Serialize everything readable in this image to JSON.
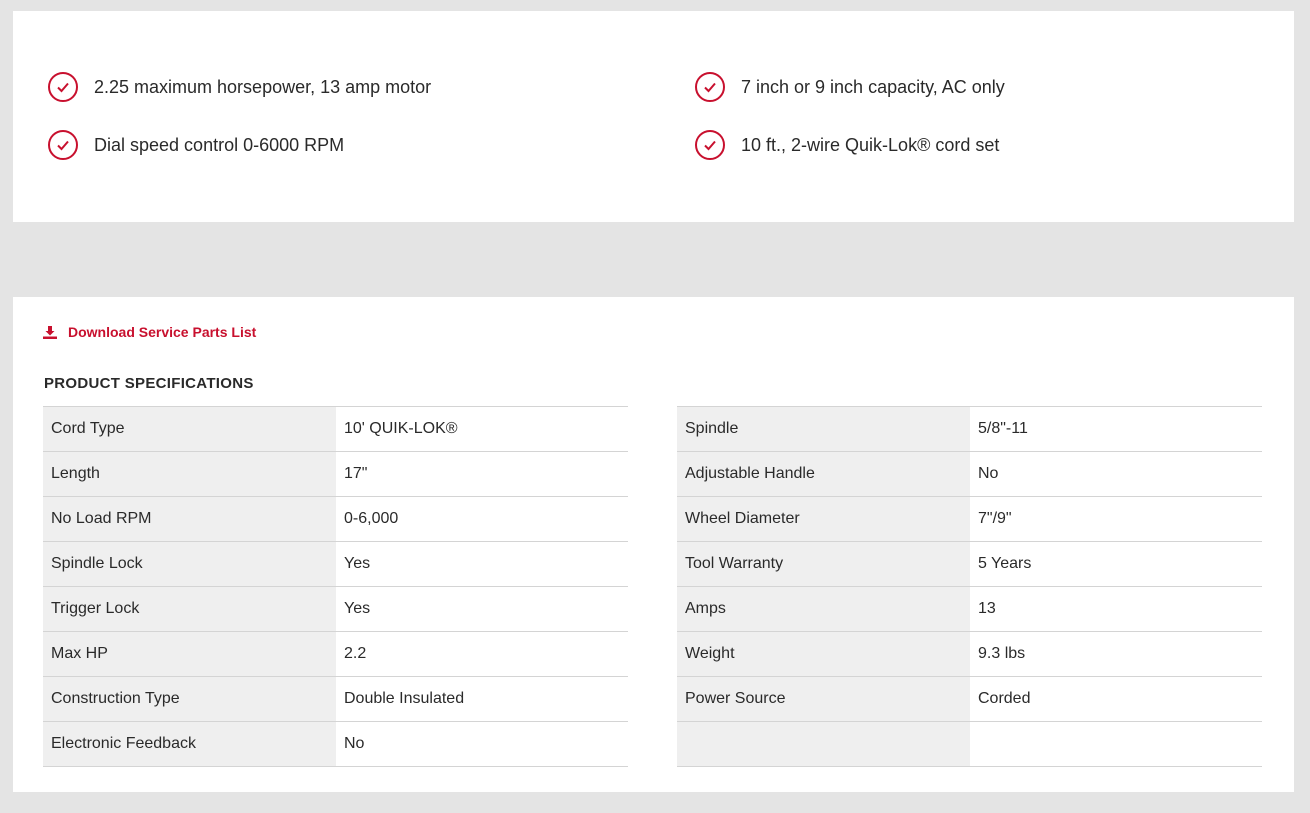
{
  "features": [
    {
      "text": "2.25 maximum horsepower, 13 amp motor"
    },
    {
      "text": "7 inch or 9 inch capacity, AC only"
    },
    {
      "text": "Dial speed control 0-6000 RPM"
    },
    {
      "text": "10 ft., 2-wire Quik-Lok® cord set"
    }
  ],
  "download": {
    "label": "Download Service Parts List",
    "icon": "download-icon"
  },
  "specs": {
    "title": "PRODUCT SPECIFICATIONS",
    "left": [
      {
        "key": "Cord Type",
        "value": "10' QUIK-LOK®"
      },
      {
        "key": "Length",
        "value": "17\""
      },
      {
        "key": "No Load RPM",
        "value": "0-6,000"
      },
      {
        "key": "Spindle Lock",
        "value": "Yes"
      },
      {
        "key": "Trigger Lock",
        "value": "Yes"
      },
      {
        "key": "Max HP",
        "value": "2.2"
      },
      {
        "key": "Construction Type",
        "value": "Double Insulated"
      },
      {
        "key": "Electronic Feedback",
        "value": "No"
      }
    ],
    "right": [
      {
        "key": "Spindle",
        "value": "5/8\"-11"
      },
      {
        "key": "Adjustable Handle",
        "value": "No"
      },
      {
        "key": "Wheel Diameter",
        "value": "7\"/9\""
      },
      {
        "key": "Tool Warranty",
        "value": "5 Years"
      },
      {
        "key": "Amps",
        "value": "13"
      },
      {
        "key": "Weight",
        "value": "9.3 lbs"
      },
      {
        "key": "Power Source",
        "value": "Corded"
      },
      {
        "key": "",
        "value": ""
      }
    ]
  },
  "colors": {
    "accent": "#c8102e",
    "background": "#e4e4e4",
    "panel": "#ffffff",
    "key_cell": "#efefef"
  }
}
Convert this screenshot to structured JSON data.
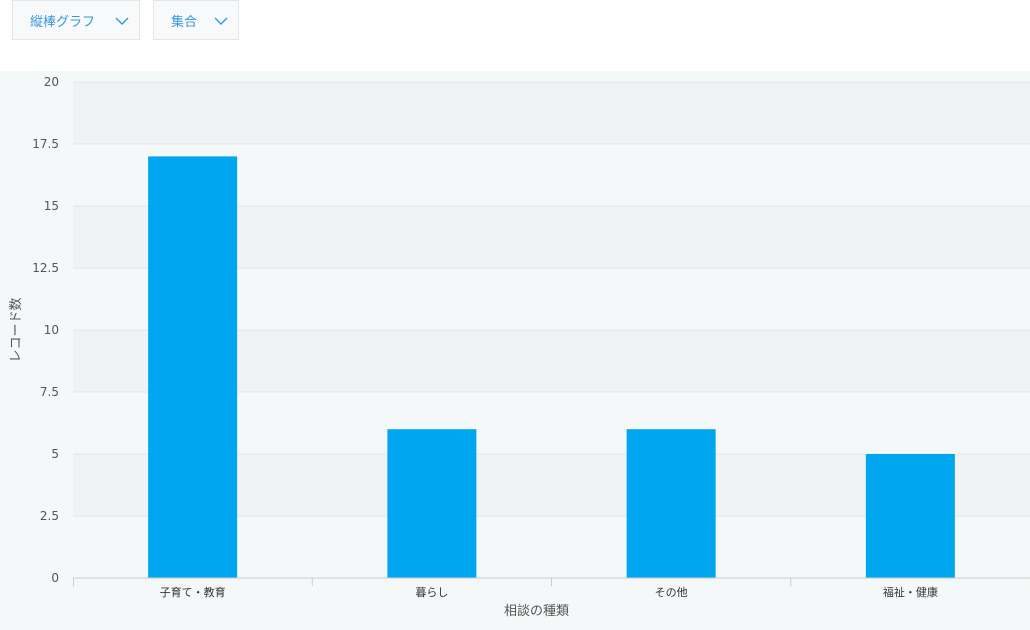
{
  "toolbar": {
    "chart_type_label": "縦棒グラフ",
    "aggregation_label": "集合"
  },
  "colors": {
    "bar": "#00a6ef",
    "accent": "#3498db",
    "band": "#f0f2f3",
    "background": "#f5f8f9"
  },
  "chart_data": {
    "type": "bar",
    "categories": [
      "子育て・教育",
      "暮らし",
      "その他",
      "福祉・健康"
    ],
    "values": [
      17,
      6,
      6,
      5
    ],
    "xlabel": "相談の種類",
    "ylabel": "レコード数",
    "ylim": [
      0,
      20
    ],
    "yticks": [
      0,
      2.5,
      5,
      7.5,
      10,
      12.5,
      15,
      17.5,
      20
    ],
    "ytick_labels": [
      "0",
      "2.5",
      "5",
      "7.5",
      "10",
      "12.5",
      "15",
      "17.5",
      "20"
    ],
    "grid": true,
    "legend": "none"
  }
}
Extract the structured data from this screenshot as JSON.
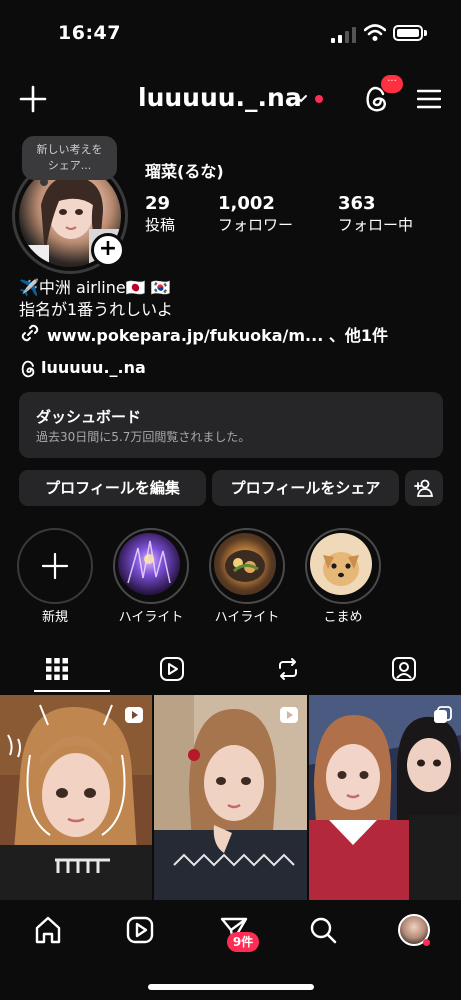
{
  "status_bar": {
    "time": "16:47"
  },
  "header": {
    "username": "luuuuu._.na",
    "threads_badge": "···"
  },
  "profile": {
    "note": "新しい考えをシェア...",
    "note_line1": "新しい考えを",
    "note_line2": "シェア...",
    "display_name": "瑠菜(るな)",
    "stats": [
      {
        "value": "29",
        "label": "投稿"
      },
      {
        "value": "1,002",
        "label": "フォロワー"
      },
      {
        "value": "363",
        "label": "フォロー中"
      }
    ],
    "bio_line1": "✈️中洲 airline🇯🇵 🇰🇷",
    "bio_line2": "指名が1番うれしいよ",
    "link": "www.pokepara.jp/fukuoka/m... 、他1件",
    "threads_handle": "luuuuu._.na"
  },
  "dashboard": {
    "title": "ダッシュボード",
    "subtitle": "過去30日間に5.7万回閲覧されました。"
  },
  "buttons": {
    "edit": "プロフィールを編集",
    "share": "プロフィールをシェア"
  },
  "highlights": [
    {
      "label": "新規"
    },
    {
      "label": "ハイライト"
    },
    {
      "label": "ハイライト"
    },
    {
      "label": "こまめ"
    }
  ],
  "tabs": [
    {
      "icon": "grid-icon",
      "active": true
    },
    {
      "icon": "reels-icon",
      "active": false
    },
    {
      "icon": "repost-icon",
      "active": false
    },
    {
      "icon": "tagged-icon",
      "active": false
    }
  ],
  "bottom_nav": {
    "inbox_badge": "9件"
  },
  "colors": {
    "background": "#0c0c0c",
    "surface": "#262628",
    "badge": "#ff2d55"
  }
}
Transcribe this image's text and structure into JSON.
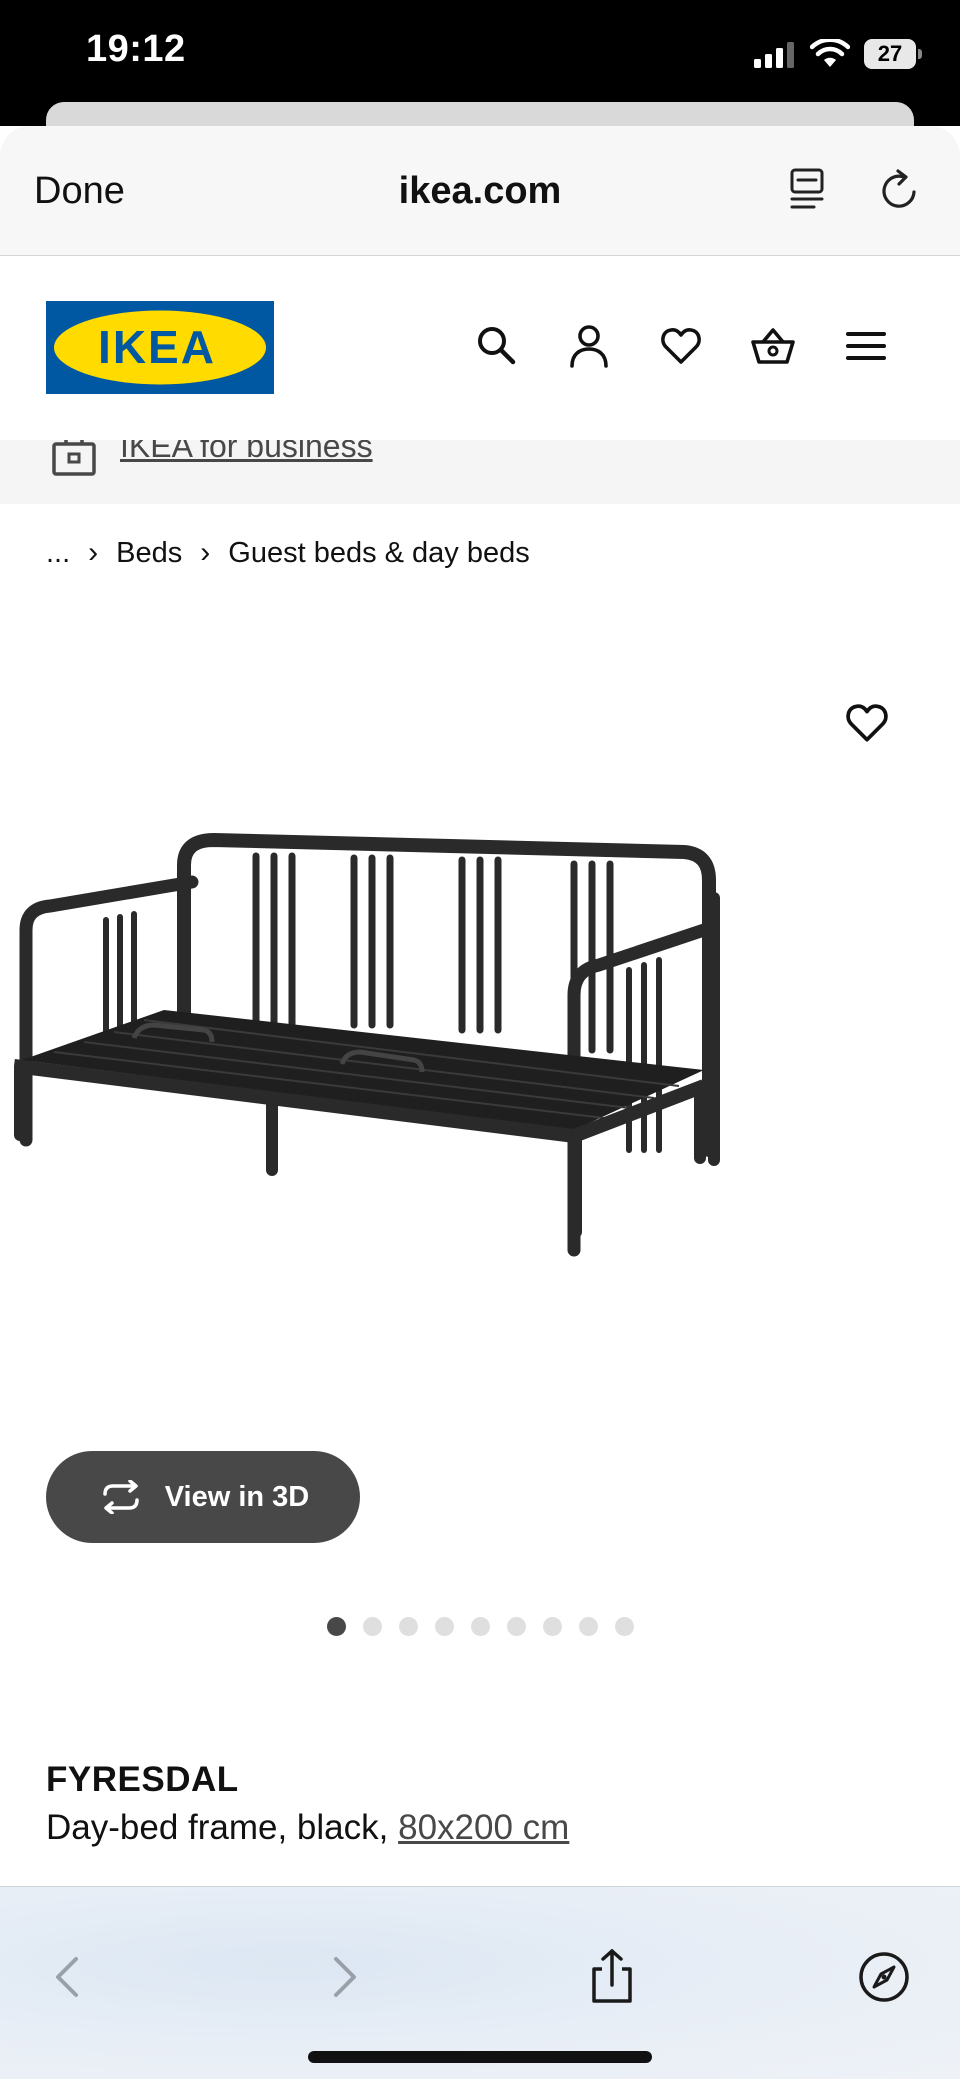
{
  "status": {
    "time": "19:12",
    "battery": "27"
  },
  "browser": {
    "done_label": "Done",
    "url": "ikea.com"
  },
  "header": {
    "logo_text": "IKEA",
    "brand_colors": {
      "blue": "#0058a3",
      "yellow": "#ffdb00"
    },
    "icons": [
      "search-icon",
      "account-icon",
      "favorites-icon",
      "cart-icon",
      "menu-icon"
    ]
  },
  "business_strip": {
    "link": "IKEA for business"
  },
  "breadcrumb": {
    "ellipsis": "...",
    "items": [
      "Beds",
      "Guest beds & day beds"
    ]
  },
  "product": {
    "view3d_label": "View in 3D",
    "image_count": 9,
    "active_image": 1,
    "name": "FYRESDAL",
    "description_prefix": "Day-bed frame, black,",
    "size_link": "80x200 cm"
  },
  "toolbar": {
    "icons": [
      "back-icon",
      "forward-icon",
      "share-icon",
      "compass-icon"
    ]
  }
}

--------------------------------------------------

• **TASK TO CARRY OUT**
Write out all the entries word for word, but skip any images.

• **SOLUTION FOR THIS TASK**
Serialize everything readable in this image to JSON.
{
  "features": [
    {
      "text": "2.25 maximum horsepower, 13 amp motor"
    },
    {
      "text": "7 inch or 9 inch capacity, AC only"
    },
    {
      "text": "Dial speed control 0-6000 RPM"
    },
    {
      "text": "10 ft., 2-wire Quik-Lok® cord set"
    }
  ],
  "download": {
    "label": "Download Service Parts List",
    "icon": "download-icon"
  },
  "specs": {
    "title": "PRODUCT SPECIFICATIONS",
    "left": [
      {
        "key": "Cord Type",
        "value": "10' QUIK-LOK®"
      },
      {
        "key": "Length",
        "value": "17\""
      },
      {
        "key": "No Load RPM",
        "value": "0-6,000"
      },
      {
        "key": "Spindle Lock",
        "value": "Yes"
      },
      {
        "key": "Trigger Lock",
        "value": "Yes"
      },
      {
        "key": "Max HP",
        "value": "2.2"
      },
      {
        "key": "Construction Type",
        "value": "Double Insulated"
      },
      {
        "key": "Electronic Feedback",
        "value": "No"
      }
    ],
    "right": [
      {
        "key": "Spindle",
        "value": "5/8\"-11"
      },
      {
        "key": "Adjustable Handle",
        "value": "No"
      },
      {
        "key": "Wheel Diameter",
        "value": "7\"/9\""
      },
      {
        "key": "Tool Warranty",
        "value": "5 Years"
      },
      {
        "key": "Amps",
        "value": "13"
      },
      {
        "key": "Weight",
        "value": "9.3 lbs"
      },
      {
        "key": "Power Source",
        "value": "Corded"
      },
      {
        "key": "",
        "value": ""
      }
    ]
  },
  "colors": {
    "accent": "#c8102e",
    "background": "#e4e4e4",
    "panel": "#ffffff",
    "key_cell": "#efefef"
  }
}
Convert this screenshot to structured JSON data.
{
  "toolbar": {
    "chart_type_label": "縦棒グラフ",
    "aggregation_label": "集合"
  },
  "colors": {
    "bar": "#00a6ef",
    "accent": "#3498db",
    "band": "#f0f2f3",
    "background": "#f5f8f9"
  },
  "chart_data": {
    "type": "bar",
    "categories": [
      "子育て・教育",
      "暮らし",
      "その他",
      "福祉・健康"
    ],
    "values": [
      17,
      6,
      6,
      5
    ],
    "xlabel": "相談の種類",
    "ylabel": "レコード数",
    "ylim": [
      0,
      20
    ],
    "yticks": [
      0,
      2.5,
      5,
      7.5,
      10,
      12.5,
      15,
      17.5,
      20
    ],
    "ytick_labels": [
      "0",
      "2.5",
      "5",
      "7.5",
      "10",
      "12.5",
      "15",
      "17.5",
      "20"
    ],
    "grid": true,
    "legend": "none"
  }
}
Extract the structured data from this screenshot as JSON.
{
  "status_bar": {
    "time": "16:47"
  },
  "header": {
    "username": "luuuuu._.na",
    "threads_badge": "···"
  },
  "profile": {
    "note": "新しい考えをシェア...",
    "note_line1": "新しい考えを",
    "note_line2": "シェア...",
    "display_name": "瑠菜(るな)",
    "stats": [
      {
        "value": "29",
        "label": "投稿"
      },
      {
        "value": "1,002",
        "label": "フォロワー"
      },
      {
        "value": "363",
        "label": "フォロー中"
      }
    ],
    "bio_line1": "✈️中洲 airline🇯🇵 🇰🇷",
    "bio_line2": "指名が1番うれしいよ",
    "link": "www.pokepara.jp/fukuoka/m... 、他1件",
    "threads_handle": "luuuuu._.na"
  },
  "dashboard": {
    "title": "ダッシュボード",
    "subtitle": "過去30日間に5.7万回閲覧されました。"
  },
  "buttons": {
    "edit": "プロフィールを編集",
    "share": "プロフィールをシェア"
  },
  "highlights": [
    {
      "label": "新規"
    },
    {
      "label": "ハイライト"
    },
    {
      "label": "ハイライト"
    },
    {
      "label": "こまめ"
    }
  ],
  "tabs": [
    {
      "icon": "grid-icon",
      "active": true
    },
    {
      "icon": "reels-icon",
      "active": false
    },
    {
      "icon": "repost-icon",
      "active": false
    },
    {
      "icon": "tagged-icon",
      "active": false
    }
  ],
  "bottom_nav": {
    "inbox_badge": "9件"
  },
  "colors": {
    "background": "#0c0c0c",
    "surface": "#262628",
    "badge": "#ff2d55"
  }
}
Transcribe this image's text and structure into JSON.
{
  "status": {
    "time": "19:12",
    "battery": "27"
  },
  "browser": {
    "done_label": "Done",
    "url": "ikea.com"
  },
  "header": {
    "logo_text": "IKEA",
    "brand_colors": {
      "blue": "#0058a3",
      "yellow": "#ffdb00"
    },
    "icons": [
      "search-icon",
      "account-icon",
      "favorites-icon",
      "cart-icon",
      "menu-icon"
    ]
  },
  "business_strip": {
    "link": "IKEA for business"
  },
  "breadcrumb": {
    "ellipsis": "...",
    "items": [
      "Beds",
      "Guest beds & day beds"
    ]
  },
  "product": {
    "view3d_label": "View in 3D",
    "image_count": 9,
    "active_image": 1,
    "name": "FYRESDAL",
    "description_prefix": "Day-bed frame, black,",
    "size_link": "80x200 cm"
  },
  "toolbar": {
    "icons": [
      "back-icon",
      "forward-icon",
      "share-icon",
      "compass-icon"
    ]
  }
}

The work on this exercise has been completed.